> **WORK TO DO**: Show each line in the records below that contains the word "Performance".

> **RAW RECORDS**:

□ □ □ □ □

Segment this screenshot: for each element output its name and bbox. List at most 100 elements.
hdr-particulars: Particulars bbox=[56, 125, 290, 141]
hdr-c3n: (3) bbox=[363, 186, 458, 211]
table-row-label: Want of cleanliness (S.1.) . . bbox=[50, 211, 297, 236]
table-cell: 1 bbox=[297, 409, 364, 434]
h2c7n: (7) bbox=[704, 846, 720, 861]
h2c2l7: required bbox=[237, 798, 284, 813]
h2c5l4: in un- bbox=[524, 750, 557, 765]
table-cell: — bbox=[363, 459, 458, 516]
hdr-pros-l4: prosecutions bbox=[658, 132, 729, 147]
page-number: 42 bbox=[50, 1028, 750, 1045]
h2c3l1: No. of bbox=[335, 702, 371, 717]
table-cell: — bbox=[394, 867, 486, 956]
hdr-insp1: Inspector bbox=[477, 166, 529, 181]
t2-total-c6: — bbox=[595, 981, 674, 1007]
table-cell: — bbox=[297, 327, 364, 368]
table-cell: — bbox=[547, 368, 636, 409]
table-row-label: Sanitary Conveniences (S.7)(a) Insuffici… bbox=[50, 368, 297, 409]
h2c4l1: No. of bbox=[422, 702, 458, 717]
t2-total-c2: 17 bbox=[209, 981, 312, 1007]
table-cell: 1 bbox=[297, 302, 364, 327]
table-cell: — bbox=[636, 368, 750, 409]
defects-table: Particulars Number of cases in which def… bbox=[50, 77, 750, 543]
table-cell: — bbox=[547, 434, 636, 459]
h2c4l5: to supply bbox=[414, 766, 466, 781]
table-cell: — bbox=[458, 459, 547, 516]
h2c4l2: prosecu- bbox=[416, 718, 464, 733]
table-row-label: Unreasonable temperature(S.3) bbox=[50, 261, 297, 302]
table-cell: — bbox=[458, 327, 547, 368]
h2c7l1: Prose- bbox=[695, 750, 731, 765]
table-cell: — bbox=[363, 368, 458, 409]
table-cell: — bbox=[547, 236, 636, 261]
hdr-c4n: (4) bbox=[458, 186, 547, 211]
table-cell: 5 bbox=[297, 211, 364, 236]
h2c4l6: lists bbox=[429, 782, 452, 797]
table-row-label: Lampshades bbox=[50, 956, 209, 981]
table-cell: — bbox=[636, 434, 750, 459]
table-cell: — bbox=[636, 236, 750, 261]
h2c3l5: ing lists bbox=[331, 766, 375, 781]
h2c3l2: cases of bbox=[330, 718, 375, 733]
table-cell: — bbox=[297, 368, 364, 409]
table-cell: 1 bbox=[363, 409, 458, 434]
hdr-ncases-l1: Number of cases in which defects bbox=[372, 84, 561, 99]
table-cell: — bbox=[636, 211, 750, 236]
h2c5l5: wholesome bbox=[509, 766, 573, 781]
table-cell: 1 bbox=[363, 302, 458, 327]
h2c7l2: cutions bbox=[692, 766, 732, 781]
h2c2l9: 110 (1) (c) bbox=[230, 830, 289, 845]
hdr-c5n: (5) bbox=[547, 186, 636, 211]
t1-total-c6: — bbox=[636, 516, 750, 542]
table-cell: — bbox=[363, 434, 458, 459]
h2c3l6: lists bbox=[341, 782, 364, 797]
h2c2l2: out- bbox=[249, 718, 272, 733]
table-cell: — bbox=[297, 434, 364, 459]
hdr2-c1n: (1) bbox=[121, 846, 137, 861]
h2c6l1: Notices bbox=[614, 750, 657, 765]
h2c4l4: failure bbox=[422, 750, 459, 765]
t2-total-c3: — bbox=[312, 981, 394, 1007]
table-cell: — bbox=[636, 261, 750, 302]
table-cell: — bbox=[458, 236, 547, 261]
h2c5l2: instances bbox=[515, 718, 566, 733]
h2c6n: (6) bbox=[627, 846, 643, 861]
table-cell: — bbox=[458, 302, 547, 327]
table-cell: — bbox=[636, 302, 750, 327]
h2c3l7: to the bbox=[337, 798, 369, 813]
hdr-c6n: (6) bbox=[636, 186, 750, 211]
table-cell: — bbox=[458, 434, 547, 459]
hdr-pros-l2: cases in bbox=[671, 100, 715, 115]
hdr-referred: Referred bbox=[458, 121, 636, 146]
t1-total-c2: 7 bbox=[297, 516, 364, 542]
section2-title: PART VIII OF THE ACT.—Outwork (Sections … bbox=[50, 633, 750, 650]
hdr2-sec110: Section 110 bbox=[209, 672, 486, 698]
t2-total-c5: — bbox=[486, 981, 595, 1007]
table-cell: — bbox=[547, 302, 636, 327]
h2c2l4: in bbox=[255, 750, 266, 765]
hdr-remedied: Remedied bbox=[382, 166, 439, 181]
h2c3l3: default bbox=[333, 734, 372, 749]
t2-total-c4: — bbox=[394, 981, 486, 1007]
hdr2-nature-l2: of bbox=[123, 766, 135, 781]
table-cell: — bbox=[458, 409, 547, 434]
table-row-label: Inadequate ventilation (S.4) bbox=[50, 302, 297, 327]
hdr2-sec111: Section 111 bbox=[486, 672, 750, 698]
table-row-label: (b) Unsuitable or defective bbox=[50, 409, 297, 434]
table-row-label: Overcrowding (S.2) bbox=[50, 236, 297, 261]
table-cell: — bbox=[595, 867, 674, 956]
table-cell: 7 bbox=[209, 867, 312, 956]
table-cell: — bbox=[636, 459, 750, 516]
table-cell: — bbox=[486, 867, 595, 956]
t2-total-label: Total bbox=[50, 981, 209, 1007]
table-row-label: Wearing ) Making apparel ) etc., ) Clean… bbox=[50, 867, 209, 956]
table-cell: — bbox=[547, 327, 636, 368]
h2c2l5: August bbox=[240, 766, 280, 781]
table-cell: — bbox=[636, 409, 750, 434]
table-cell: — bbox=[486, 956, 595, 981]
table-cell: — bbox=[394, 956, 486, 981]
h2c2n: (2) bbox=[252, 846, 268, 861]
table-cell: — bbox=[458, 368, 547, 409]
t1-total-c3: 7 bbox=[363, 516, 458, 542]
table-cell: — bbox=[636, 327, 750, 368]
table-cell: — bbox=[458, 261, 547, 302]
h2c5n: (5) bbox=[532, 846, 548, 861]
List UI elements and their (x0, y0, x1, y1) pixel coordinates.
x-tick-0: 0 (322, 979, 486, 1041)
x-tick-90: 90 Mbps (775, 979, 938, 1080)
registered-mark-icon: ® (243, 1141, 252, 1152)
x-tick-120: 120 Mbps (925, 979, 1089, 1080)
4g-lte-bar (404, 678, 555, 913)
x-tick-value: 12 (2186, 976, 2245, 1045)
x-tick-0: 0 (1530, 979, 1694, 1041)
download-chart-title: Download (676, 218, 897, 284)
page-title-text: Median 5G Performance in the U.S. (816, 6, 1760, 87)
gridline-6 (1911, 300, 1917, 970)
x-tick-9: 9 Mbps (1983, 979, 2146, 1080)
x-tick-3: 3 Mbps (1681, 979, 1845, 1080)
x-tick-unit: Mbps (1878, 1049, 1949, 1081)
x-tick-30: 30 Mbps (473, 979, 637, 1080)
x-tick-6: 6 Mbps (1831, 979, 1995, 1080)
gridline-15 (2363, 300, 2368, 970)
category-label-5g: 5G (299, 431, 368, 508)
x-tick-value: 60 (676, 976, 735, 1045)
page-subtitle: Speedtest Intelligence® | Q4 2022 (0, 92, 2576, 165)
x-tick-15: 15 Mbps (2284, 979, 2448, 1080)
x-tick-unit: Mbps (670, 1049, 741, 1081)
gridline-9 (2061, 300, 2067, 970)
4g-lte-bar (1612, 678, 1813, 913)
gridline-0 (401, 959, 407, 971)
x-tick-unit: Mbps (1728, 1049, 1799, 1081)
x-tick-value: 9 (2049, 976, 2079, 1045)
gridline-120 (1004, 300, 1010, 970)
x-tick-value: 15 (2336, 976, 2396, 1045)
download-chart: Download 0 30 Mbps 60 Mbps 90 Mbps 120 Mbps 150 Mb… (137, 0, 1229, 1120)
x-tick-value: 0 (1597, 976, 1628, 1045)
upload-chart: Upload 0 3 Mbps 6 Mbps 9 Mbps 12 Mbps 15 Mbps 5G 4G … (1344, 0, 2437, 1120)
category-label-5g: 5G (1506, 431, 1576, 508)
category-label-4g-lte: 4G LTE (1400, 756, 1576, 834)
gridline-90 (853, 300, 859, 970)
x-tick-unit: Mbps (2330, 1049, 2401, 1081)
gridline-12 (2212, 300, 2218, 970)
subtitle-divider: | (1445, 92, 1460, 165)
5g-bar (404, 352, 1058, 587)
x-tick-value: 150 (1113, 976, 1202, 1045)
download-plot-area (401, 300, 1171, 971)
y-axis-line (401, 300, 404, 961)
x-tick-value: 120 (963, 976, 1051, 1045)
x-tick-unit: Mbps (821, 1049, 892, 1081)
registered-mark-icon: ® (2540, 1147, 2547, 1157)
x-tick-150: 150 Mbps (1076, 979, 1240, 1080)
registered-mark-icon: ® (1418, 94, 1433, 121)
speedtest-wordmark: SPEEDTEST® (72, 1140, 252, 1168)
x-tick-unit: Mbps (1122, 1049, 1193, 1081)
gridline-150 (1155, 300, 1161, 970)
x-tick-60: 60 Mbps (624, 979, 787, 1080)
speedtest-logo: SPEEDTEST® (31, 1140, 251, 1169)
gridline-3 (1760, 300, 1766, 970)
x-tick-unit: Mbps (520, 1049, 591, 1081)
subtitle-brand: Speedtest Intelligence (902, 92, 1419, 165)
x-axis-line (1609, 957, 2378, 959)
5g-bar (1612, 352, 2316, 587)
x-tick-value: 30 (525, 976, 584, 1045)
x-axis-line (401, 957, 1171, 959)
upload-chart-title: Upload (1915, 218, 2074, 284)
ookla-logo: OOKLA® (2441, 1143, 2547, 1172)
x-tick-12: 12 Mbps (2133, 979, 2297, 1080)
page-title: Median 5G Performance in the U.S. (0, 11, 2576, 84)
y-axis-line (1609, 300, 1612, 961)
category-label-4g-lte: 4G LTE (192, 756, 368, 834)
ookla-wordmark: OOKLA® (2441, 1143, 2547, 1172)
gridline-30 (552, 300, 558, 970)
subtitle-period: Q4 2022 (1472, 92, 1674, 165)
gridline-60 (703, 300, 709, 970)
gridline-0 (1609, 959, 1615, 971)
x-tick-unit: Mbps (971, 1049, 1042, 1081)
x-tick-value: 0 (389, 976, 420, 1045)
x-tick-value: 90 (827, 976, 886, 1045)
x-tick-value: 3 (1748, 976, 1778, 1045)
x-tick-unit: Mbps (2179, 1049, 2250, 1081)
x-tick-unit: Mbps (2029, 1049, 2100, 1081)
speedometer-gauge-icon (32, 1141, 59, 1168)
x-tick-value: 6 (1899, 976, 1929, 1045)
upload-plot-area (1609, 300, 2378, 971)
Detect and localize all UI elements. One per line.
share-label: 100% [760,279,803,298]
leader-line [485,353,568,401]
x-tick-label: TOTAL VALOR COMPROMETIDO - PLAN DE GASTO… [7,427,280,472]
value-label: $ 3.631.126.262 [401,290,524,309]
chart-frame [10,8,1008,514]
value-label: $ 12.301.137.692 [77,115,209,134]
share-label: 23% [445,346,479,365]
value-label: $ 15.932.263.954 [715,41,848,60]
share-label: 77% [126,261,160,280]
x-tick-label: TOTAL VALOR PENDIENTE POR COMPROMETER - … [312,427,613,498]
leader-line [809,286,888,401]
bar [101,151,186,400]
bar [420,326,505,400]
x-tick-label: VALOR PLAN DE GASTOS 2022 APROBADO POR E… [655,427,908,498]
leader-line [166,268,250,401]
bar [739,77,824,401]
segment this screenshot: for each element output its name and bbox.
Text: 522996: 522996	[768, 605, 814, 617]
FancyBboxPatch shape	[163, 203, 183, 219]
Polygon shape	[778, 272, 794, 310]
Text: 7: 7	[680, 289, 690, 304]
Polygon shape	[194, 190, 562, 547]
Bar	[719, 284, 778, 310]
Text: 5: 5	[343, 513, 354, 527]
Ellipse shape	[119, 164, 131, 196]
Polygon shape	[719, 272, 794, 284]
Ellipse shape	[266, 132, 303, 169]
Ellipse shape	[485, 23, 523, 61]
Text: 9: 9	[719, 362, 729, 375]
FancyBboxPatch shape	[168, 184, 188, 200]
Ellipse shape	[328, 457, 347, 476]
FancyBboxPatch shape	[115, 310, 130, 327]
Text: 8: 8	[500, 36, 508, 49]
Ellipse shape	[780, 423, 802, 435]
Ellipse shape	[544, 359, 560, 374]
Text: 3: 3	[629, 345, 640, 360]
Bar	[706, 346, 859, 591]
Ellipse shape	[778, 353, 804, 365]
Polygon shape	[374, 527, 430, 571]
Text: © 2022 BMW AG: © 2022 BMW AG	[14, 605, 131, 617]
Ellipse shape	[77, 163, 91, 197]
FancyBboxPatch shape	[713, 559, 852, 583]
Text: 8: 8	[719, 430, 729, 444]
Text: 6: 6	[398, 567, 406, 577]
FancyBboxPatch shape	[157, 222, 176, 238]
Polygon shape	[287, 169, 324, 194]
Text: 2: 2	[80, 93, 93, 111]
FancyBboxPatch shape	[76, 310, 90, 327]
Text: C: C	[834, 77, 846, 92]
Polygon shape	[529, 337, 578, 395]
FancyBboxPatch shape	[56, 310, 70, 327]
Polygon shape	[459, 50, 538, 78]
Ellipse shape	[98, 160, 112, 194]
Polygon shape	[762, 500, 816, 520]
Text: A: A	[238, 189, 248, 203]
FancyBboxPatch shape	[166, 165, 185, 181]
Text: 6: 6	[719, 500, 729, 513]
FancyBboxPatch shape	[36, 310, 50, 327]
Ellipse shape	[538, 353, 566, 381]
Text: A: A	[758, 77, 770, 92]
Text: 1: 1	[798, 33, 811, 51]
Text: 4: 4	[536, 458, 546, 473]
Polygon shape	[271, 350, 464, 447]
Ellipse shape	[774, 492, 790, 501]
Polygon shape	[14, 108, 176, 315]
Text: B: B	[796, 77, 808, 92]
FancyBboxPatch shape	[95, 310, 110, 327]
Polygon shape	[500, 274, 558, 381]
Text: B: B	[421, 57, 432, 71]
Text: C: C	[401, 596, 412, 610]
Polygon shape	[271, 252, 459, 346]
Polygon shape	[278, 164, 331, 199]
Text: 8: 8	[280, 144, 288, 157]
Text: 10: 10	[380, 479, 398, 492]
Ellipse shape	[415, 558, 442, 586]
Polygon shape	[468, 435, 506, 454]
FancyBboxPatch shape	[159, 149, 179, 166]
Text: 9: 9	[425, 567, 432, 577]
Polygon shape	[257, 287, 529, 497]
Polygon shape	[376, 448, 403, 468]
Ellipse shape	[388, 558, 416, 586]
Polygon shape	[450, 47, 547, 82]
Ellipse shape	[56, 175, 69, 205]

□ □ □ □ □

> **SOLUTION TO THIS PROBLEM**:
page-title-text: Median 5G Performance in the U.S. (816, 6, 1760, 87)
page-title: Median 5G Performance in the U.S. (0, 11, 2576, 84)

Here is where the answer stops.